◆ **DATA SUPPLIED**
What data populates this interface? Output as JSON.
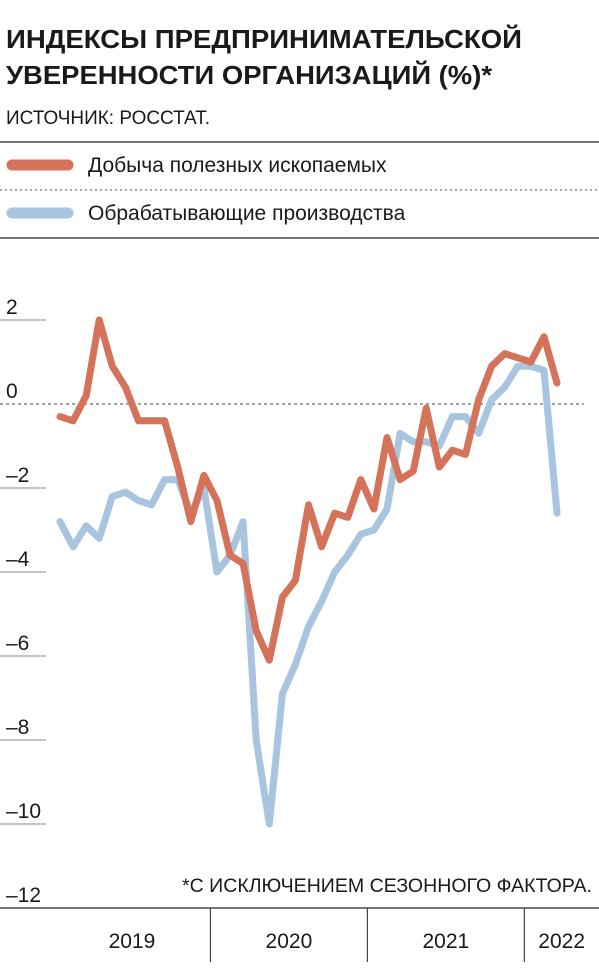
{
  "chart_data": {
    "type": "line",
    "title": [
      "ИНДЕКСЫ ПРЕДПРИНИМАТЕЛЬСКОЙ",
      "УВЕРЕННОСТИ ОРГАНИЗАЦИЙ (%)*"
    ],
    "subtitle": "ИСТОЧНИК: РОССТАТ.",
    "annotation": "*С ИСКЛЮЧЕНИЕМ СЕЗОННОГО ФАКТОРА.",
    "categories": [
      null,
      null,
      null,
      null,
      null,
      null,
      null,
      null,
      null,
      null,
      null,
      null,
      null,
      null,
      null,
      null,
      null,
      null,
      null,
      null,
      null,
      null,
      null,
      null,
      null,
      null,
      null,
      null,
      null,
      null,
      null,
      null,
      null,
      null,
      null,
      null,
      null,
      null,
      null
    ],
    "groups": [
      {
        "label": "2019",
        "count": 12
      },
      {
        "label": "2020",
        "count": 12
      },
      {
        "label": "2021",
        "count": 12
      },
      {
        "label": "2022",
        "count": 3
      }
    ],
    "series": [
      {
        "name": "Добыча полезных ископаемых",
        "color": "#d4735a",
        "values": [
          -0.3,
          -0.4,
          0.2,
          2.0,
          0.9,
          0.4,
          -0.4,
          -0.4,
          -0.4,
          -1.5,
          -2.8,
          -1.7,
          -2.3,
          -3.6,
          -3.8,
          -5.4,
          -6.1,
          -4.6,
          -4.2,
          -2.4,
          -3.4,
          -2.6,
          -2.7,
          -1.8,
          -2.5,
          -0.8,
          -1.8,
          -1.6,
          -0.1,
          -1.5,
          -1.1,
          -1.2,
          0.1,
          0.9,
          1.2,
          1.1,
          1.0,
          1.6,
          0.5
        ]
      },
      {
        "name": "Обрабатывающие производства",
        "color": "#a9c4de",
        "values": [
          -2.8,
          -3.4,
          -2.9,
          -3.2,
          -2.2,
          -2.1,
          -2.3,
          -2.4,
          -1.8,
          -1.8,
          -2.6,
          -2.0,
          -4.0,
          -3.6,
          -2.8,
          -8.0,
          -10.0,
          -6.9,
          -6.2,
          -5.3,
          -4.7,
          -4.0,
          -3.6,
          -3.1,
          -3.0,
          -2.5,
          -0.7,
          -0.9,
          -0.9,
          -1.0,
          -0.3,
          -0.3,
          -0.7,
          0.1,
          0.4,
          0.9,
          0.9,
          0.8,
          -2.6
        ]
      }
    ],
    "ylim": [
      -12,
      2
    ],
    "yticks": [
      2,
      0,
      {
        "value": -2,
        "label": "–2"
      },
      {
        "value": -4,
        "label": "–4"
      },
      {
        "value": -6,
        "label": "–6"
      },
      {
        "value": -8,
        "label": "–8"
      },
      {
        "value": -10,
        "label": "–10"
      },
      {
        "value": -12,
        "label": "–12"
      }
    ]
  }
}
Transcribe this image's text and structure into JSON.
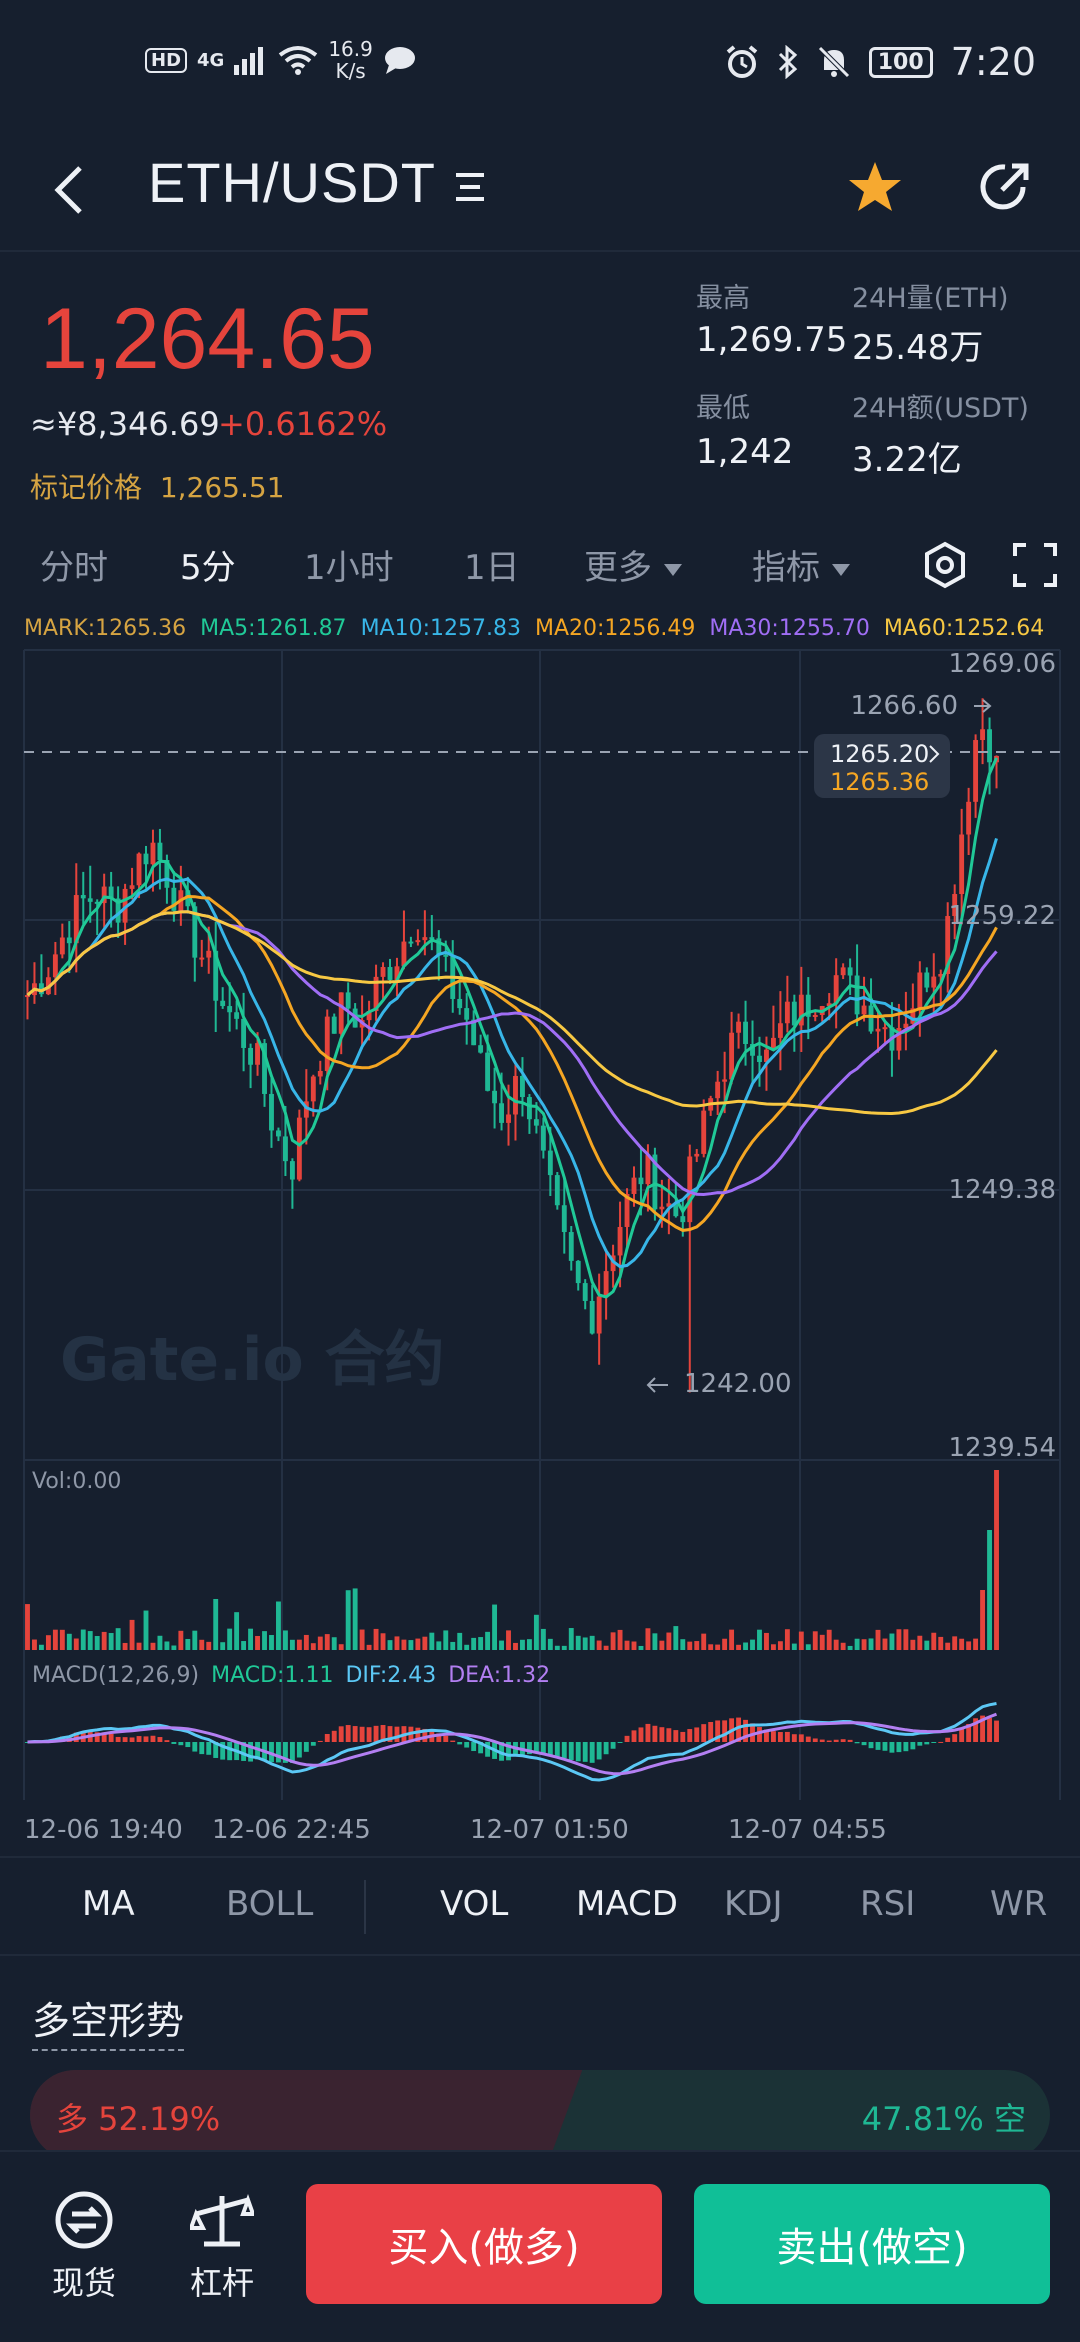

◆ **SHORT TASK**
Above are records to transcribe exactly; leave their pictures out.

◆ **OUTPUT OF THE EXERCISE**
What data populates this interface? Output as JSON.
{
  "chart_data": {
    "type": "line",
    "title": [
      "ИНДЕКСЫ ПРЕДПРИНИМАТЕЛЬСКОЙ",
      "УВЕРЕННОСТИ ОРГАНИЗАЦИЙ (%)*"
    ],
    "subtitle": "ИСТОЧНИК: РОССТАТ.",
    "annotation": "*С ИСКЛЮЧЕНИЕМ СЕЗОННОГО ФАКТОРА.",
    "categories": [
      null,
      null,
      null,
      null,
      null,
      null,
      null,
      null,
      null,
      null,
      null,
      null,
      null,
      null,
      null,
      null,
      null,
      null,
      null,
      null,
      null,
      null,
      null,
      null,
      null,
      null,
      null,
      null,
      null,
      null,
      null,
      null,
      null,
      null,
      null,
      null,
      null,
      null,
      null
    ],
    "groups": [
      {
        "label": "2019",
        "count": 12
      },
      {
        "label": "2020",
        "count": 12
      },
      {
        "label": "2021",
        "count": 12
      },
      {
        "label": "2022",
        "count": 3
      }
    ],
    "series": [
      {
        "name": "Добыча полезных ископаемых",
        "color": "#d4735a",
        "values": [
          -0.3,
          -0.4,
          0.2,
          2.0,
          0.9,
          0.4,
          -0.4,
          -0.4,
          -0.4,
          -1.5,
          -2.8,
          -1.7,
          -2.3,
          -3.6,
          -3.8,
          -5.4,
          -6.1,
          -4.6,
          -4.2,
          -2.4,
          -3.4,
          -2.6,
          -2.7,
          -1.8,
          -2.5,
          -0.8,
          -1.8,
          -1.6,
          -0.1,
          -1.5,
          -1.1,
          -1.2,
          0.1,
          0.9,
          1.2,
          1.1,
          1.0,
          1.6,
          0.5
        ]
      },
      {
        "name": "Обрабатывающие производства",
        "color": "#a9c4de",
        "values": [
          -2.8,
          -3.4,
          -2.9,
          -3.2,
          -2.2,
          -2.1,
          -2.3,
          -2.4,
          -1.8,
          -1.8,
          -2.6,
          -2.0,
          -4.0,
          -3.6,
          -2.8,
          -8.0,
          -10.0,
          -6.9,
          -6.2,
          -5.3,
          -4.7,
          -4.0,
          -3.6,
          -3.1,
          -3.0,
          -2.5,
          -0.7,
          -0.9,
          -0.9,
          -1.0,
          -0.3,
          -0.3,
          -0.7,
          0.1,
          0.4,
          0.9,
          0.9,
          0.8,
          -2.6
        ]
      }
    ],
    "ylim": [
      -12,
      2
    ],
    "yticks": [
      2,
      0,
      {
        "value": -2,
        "label": "–2"
      },
      {
        "value": -4,
        "label": "–4"
      },
      {
        "value": -6,
        "label": "–6"
      },
      {
        "value": -8,
        "label": "–8"
      },
      {
        "value": -10,
        "label": "–10"
      },
      {
        "value": -12,
        "label": "–12"
      }
    ]
  }
}
Transcribe this image's text and structure into JSON.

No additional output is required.